(Stored dataset items)
════════════════════

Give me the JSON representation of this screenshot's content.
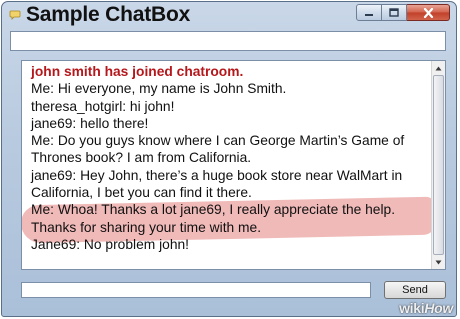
{
  "window": {
    "title": "Sample ChatBox",
    "controls": {
      "minimize_icon": "minimize-icon",
      "maximize_icon": "maximize-icon",
      "close_icon": "close-icon"
    }
  },
  "top_field": {
    "value": ""
  },
  "chat": {
    "messages": [
      {
        "text": "john smith has joined chatroom.",
        "kind": "system"
      },
      {
        "text": "Me: Hi everyone, my name is John Smith.",
        "kind": "normal"
      },
      {
        "text": "theresa_hotgirl: hi john!",
        "kind": "normal"
      },
      {
        "text": "jane69: hello there!",
        "kind": "normal"
      },
      {
        "text": "Me: Do you guys know where I can George Martin’s Game of",
        "kind": "normal"
      },
      {
        "text": "Thrones book? I am from California.",
        "kind": "normal"
      },
      {
        "text": "jane69: Hey John, there’s a huge book store near WalMart in",
        "kind": "normal"
      },
      {
        "text": "California, I bet you can find it there.",
        "kind": "normal"
      },
      {
        "text": "Me: Whoa! Thanks a lot jane69, I really appreciate the help.",
        "kind": "normal"
      },
      {
        "text": "Thanks for sharing your time with me.",
        "kind": "normal"
      },
      {
        "text": "Jane69: No problem john!",
        "kind": "normal"
      }
    ]
  },
  "compose": {
    "value": "",
    "send_label": "Send"
  },
  "watermark": {
    "wiki": "wiki",
    "how": "How"
  },
  "colors": {
    "system_message": "#b5171b",
    "highlight": "#e48280",
    "frame": "#b8cadf",
    "close_button": "#c0402a"
  }
}
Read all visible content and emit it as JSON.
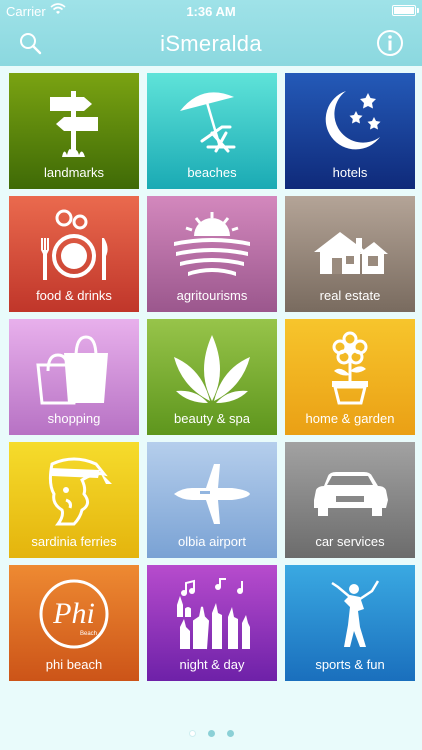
{
  "status_bar": {
    "carrier": "Carrier",
    "time": "1:36 AM"
  },
  "navbar": {
    "title": "iSmeralda",
    "left_icon": "search-icon",
    "right_icon": "info-icon"
  },
  "tiles": [
    {
      "label": "landmarks",
      "icon": "signpost-icon",
      "colors": [
        "#7aa312",
        "#3f6a06"
      ]
    },
    {
      "label": "beaches",
      "icon": "beach-umbrella-icon",
      "colors": [
        "#5fe3d9",
        "#1aaab4"
      ]
    },
    {
      "label": "hotels",
      "icon": "moon-stars-icon",
      "colors": [
        "#245ab8",
        "#0f2a7a"
      ]
    },
    {
      "label": "food & drinks",
      "icon": "plate-cutlery-icon",
      "colors": [
        "#ea6a4e",
        "#c0362a"
      ]
    },
    {
      "label": "agritourisms",
      "icon": "farm-sunrise-icon",
      "colors": [
        "#d388bd",
        "#9b578d"
      ]
    },
    {
      "label": "real estate",
      "icon": "house-icon",
      "colors": [
        "#b4a497",
        "#796b5f"
      ]
    },
    {
      "label": "shopping",
      "icon": "shopping-bags-icon",
      "colors": [
        "#e8b0ec",
        "#b772c4"
      ]
    },
    {
      "label": "beauty & spa",
      "icon": "leaves-icon",
      "colors": [
        "#97c44a",
        "#5e961d"
      ]
    },
    {
      "label": "home & garden",
      "icon": "flower-pot-icon",
      "colors": [
        "#f7c52c",
        "#eaa015"
      ]
    },
    {
      "label": "sardinia ferries",
      "icon": "moor-head-icon",
      "colors": [
        "#f6dc2c",
        "#e4b40d"
      ]
    },
    {
      "label": "olbia airport",
      "icon": "airplane-icon",
      "colors": [
        "#b5ceec",
        "#7aa2d4"
      ]
    },
    {
      "label": "car services",
      "icon": "car-icon",
      "colors": [
        "#a2a2a2",
        "#6c6c6c"
      ]
    },
    {
      "label": "phi beach",
      "icon": "phi-logo-icon",
      "colors": [
        "#ee8a32",
        "#cc5418"
      ]
    },
    {
      "label": "night & day",
      "icon": "music-hands-icon",
      "colors": [
        "#b74ccd",
        "#6e21a8"
      ]
    },
    {
      "label": "sports & fun",
      "icon": "golfer-icon",
      "colors": [
        "#3aa9e2",
        "#1a6fbd"
      ]
    }
  ],
  "pager": {
    "pages": 3,
    "active": 0
  },
  "colors": {
    "header": "#8bd8df",
    "background": "#e9fbfb"
  }
}
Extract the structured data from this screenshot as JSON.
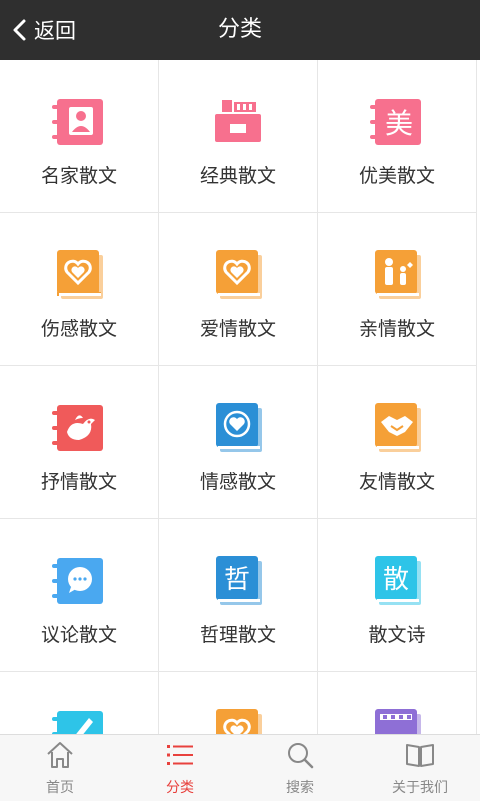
{
  "header": {
    "back_label": "返回",
    "title": "分类"
  },
  "colors": {
    "header_bg": "#2f2f2f",
    "pink": "#f7708e",
    "orange": "#f5a037",
    "red": "#f05a5a",
    "blue": "#2b8fd6",
    "light_blue": "#4aa8f0",
    "cyan": "#2ec4e8",
    "purple": "#8e6fd6",
    "tab_active": "#e8413d",
    "tab_inactive": "#888888"
  },
  "categories": [
    {
      "label": "名家散文",
      "icon": "contact-notebook-icon"
    },
    {
      "label": "经典散文",
      "icon": "cash-register-icon"
    },
    {
      "label": "优美散文",
      "icon": "mei-character-notebook-icon",
      "glyph": "美"
    },
    {
      "label": "伤感散文",
      "icon": "heart-book-icon"
    },
    {
      "label": "爱情散文",
      "icon": "heart-book-icon"
    },
    {
      "label": "亲情散文",
      "icon": "family-book-icon"
    },
    {
      "label": "抒情散文",
      "icon": "bird-notebook-icon"
    },
    {
      "label": "情感散文",
      "icon": "heart-book-icon"
    },
    {
      "label": "友情散文",
      "icon": "handshake-book-icon"
    },
    {
      "label": "议论散文",
      "icon": "chat-notebook-icon"
    },
    {
      "label": "哲理散文",
      "icon": "zhe-character-book-icon",
      "glyph": "哲"
    },
    {
      "label": "散文诗",
      "icon": "san-character-book-icon",
      "glyph": "散"
    },
    {
      "label": "",
      "icon": "pen-notebook-icon"
    },
    {
      "label": "",
      "icon": "heart-book-icon"
    },
    {
      "label": "",
      "icon": "film-book-icon"
    }
  ],
  "tabbar": {
    "tabs": [
      {
        "label": "首页",
        "icon": "home-icon"
      },
      {
        "label": "分类",
        "icon": "list-icon",
        "active": true
      },
      {
        "label": "搜索",
        "icon": "search-icon"
      },
      {
        "label": "关于我们",
        "icon": "open-book-icon"
      }
    ]
  }
}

════════════════════

**Exercise directions:** Retype each entry precisely. Skip images entirely.

**Response to the exercise:**
Give me the JSON representation of this screenshot's content.
{
  "window": {
    "title": "Sample ChatBox",
    "controls": {
      "minimize_icon": "minimize-icon",
      "maximize_icon": "maximize-icon",
      "close_icon": "close-icon"
    }
  },
  "top_field": {
    "value": ""
  },
  "chat": {
    "messages": [
      {
        "text": "john smith has joined chatroom.",
        "kind": "system"
      },
      {
        "text": "Me: Hi everyone, my name is John Smith.",
        "kind": "normal"
      },
      {
        "text": "theresa_hotgirl: hi john!",
        "kind": "normal"
      },
      {
        "text": "jane69: hello there!",
        "kind": "normal"
      },
      {
        "text": "Me: Do you guys know where I can George Martin’s Game of",
        "kind": "normal"
      },
      {
        "text": "Thrones book? I am from California.",
        "kind": "normal"
      },
      {
        "text": "jane69: Hey John, there’s a huge book store near WalMart in",
        "kind": "normal"
      },
      {
        "text": "California, I bet you can find it there.",
        "kind": "normal"
      },
      {
        "text": "Me: Whoa! Thanks a lot jane69, I really appreciate the help.",
        "kind": "normal"
      },
      {
        "text": "Thanks for sharing your time with me.",
        "kind": "normal"
      },
      {
        "text": "Jane69: No problem john!",
        "kind": "normal"
      }
    ]
  },
  "compose": {
    "value": "",
    "send_label": "Send"
  },
  "watermark": {
    "wiki": "wiki",
    "how": "How"
  },
  "colors": {
    "system_message": "#b5171b",
    "highlight": "#e48280",
    "frame": "#b8cadf",
    "close_button": "#c0402a"
  }
}
Read all visible content and emit it as JSON.
{
  "status_bar": {
    "carrier": "Carrier",
    "time": "1:36 AM"
  },
  "navbar": {
    "title": "iSmeralda",
    "left_icon": "search-icon",
    "right_icon": "info-icon"
  },
  "tiles": [
    {
      "label": "landmarks",
      "icon": "signpost-icon",
      "colors": [
        "#7aa312",
        "#3f6a06"
      ]
    },
    {
      "label": "beaches",
      "icon": "beach-umbrella-icon",
      "colors": [
        "#5fe3d9",
        "#1aaab4"
      ]
    },
    {
      "label": "hotels",
      "icon": "moon-stars-icon",
      "colors": [
        "#245ab8",
        "#0f2a7a"
      ]
    },
    {
      "label": "food & drinks",
      "icon": "plate-cutlery-icon",
      "colors": [
        "#ea6a4e",
        "#c0362a"
      ]
    },
    {
      "label": "agritourisms",
      "icon": "farm-sunrise-icon",
      "colors": [
        "#d388bd",
        "#9b578d"
      ]
    },
    {
      "label": "real estate",
      "icon": "house-icon",
      "colors": [
        "#b4a497",
        "#796b5f"
      ]
    },
    {
      "label": "shopping",
      "icon": "shopping-bags-icon",
      "colors": [
        "#e8b0ec",
        "#b772c4"
      ]
    },
    {
      "label": "beauty & spa",
      "icon": "leaves-icon",
      "colors": [
        "#97c44a",
        "#5e961d"
      ]
    },
    {
      "label": "home & garden",
      "icon": "flower-pot-icon",
      "colors": [
        "#f7c52c",
        "#eaa015"
      ]
    },
    {
      "label": "sardinia ferries",
      "icon": "moor-head-icon",
      "colors": [
        "#f6dc2c",
        "#e4b40d"
      ]
    },
    {
      "label": "olbia airport",
      "icon": "airplane-icon",
      "colors": [
        "#b5ceec",
        "#7aa2d4"
      ]
    },
    {
      "label": "car services",
      "icon": "car-icon",
      "colors": [
        "#a2a2a2",
        "#6c6c6c"
      ]
    },
    {
      "label": "phi beach",
      "icon": "phi-logo-icon",
      "colors": [
        "#ee8a32",
        "#cc5418"
      ]
    },
    {
      "label": "night & day",
      "icon": "music-hands-icon",
      "colors": [
        "#b74ccd",
        "#6e21a8"
      ]
    },
    {
      "label": "sports & fun",
      "icon": "golfer-icon",
      "colors": [
        "#3aa9e2",
        "#1a6fbd"
      ]
    }
  ],
  "pager": {
    "pages": 3,
    "active": 0
  },
  "colors": {
    "header": "#8bd8df",
    "background": "#e9fbfb"
  }
}
Extract the structured data from this screenshot as JSON.
{
  "header": {
    "back_label": "返回",
    "title": "分类"
  },
  "colors": {
    "header_bg": "#2f2f2f",
    "pink": "#f7708e",
    "orange": "#f5a037",
    "red": "#f05a5a",
    "blue": "#2b8fd6",
    "light_blue": "#4aa8f0",
    "cyan": "#2ec4e8",
    "purple": "#8e6fd6",
    "tab_active": "#e8413d",
    "tab_inactive": "#888888"
  },
  "categories": [
    {
      "label": "名家散文",
      "icon": "contact-notebook-icon"
    },
    {
      "label": "经典散文",
      "icon": "cash-register-icon"
    },
    {
      "label": "优美散文",
      "icon": "mei-character-notebook-icon",
      "glyph": "美"
    },
    {
      "label": "伤感散文",
      "icon": "heart-book-icon"
    },
    {
      "label": "爱情散文",
      "icon": "heart-book-icon"
    },
    {
      "label": "亲情散文",
      "icon": "family-book-icon"
    },
    {
      "label": "抒情散文",
      "icon": "bird-notebook-icon"
    },
    {
      "label": "情感散文",
      "icon": "heart-book-icon"
    },
    {
      "label": "友情散文",
      "icon": "handshake-book-icon"
    },
    {
      "label": "议论散文",
      "icon": "chat-notebook-icon"
    },
    {
      "label": "哲理散文",
      "icon": "zhe-character-book-icon",
      "glyph": "哲"
    },
    {
      "label": "散文诗",
      "icon": "san-character-book-icon",
      "glyph": "散"
    },
    {
      "label": "",
      "icon": "pen-notebook-icon"
    },
    {
      "label": "",
      "icon": "heart-book-icon"
    },
    {
      "label": "",
      "icon": "film-book-icon"
    }
  ],
  "tabbar": {
    "tabs": [
      {
        "label": "首页",
        "icon": "home-icon"
      },
      {
        "label": "分类",
        "icon": "list-icon",
        "active": true
      },
      {
        "label": "搜索",
        "icon": "search-icon"
      },
      {
        "label": "关于我们",
        "icon": "open-book-icon"
      }
    ]
  }
}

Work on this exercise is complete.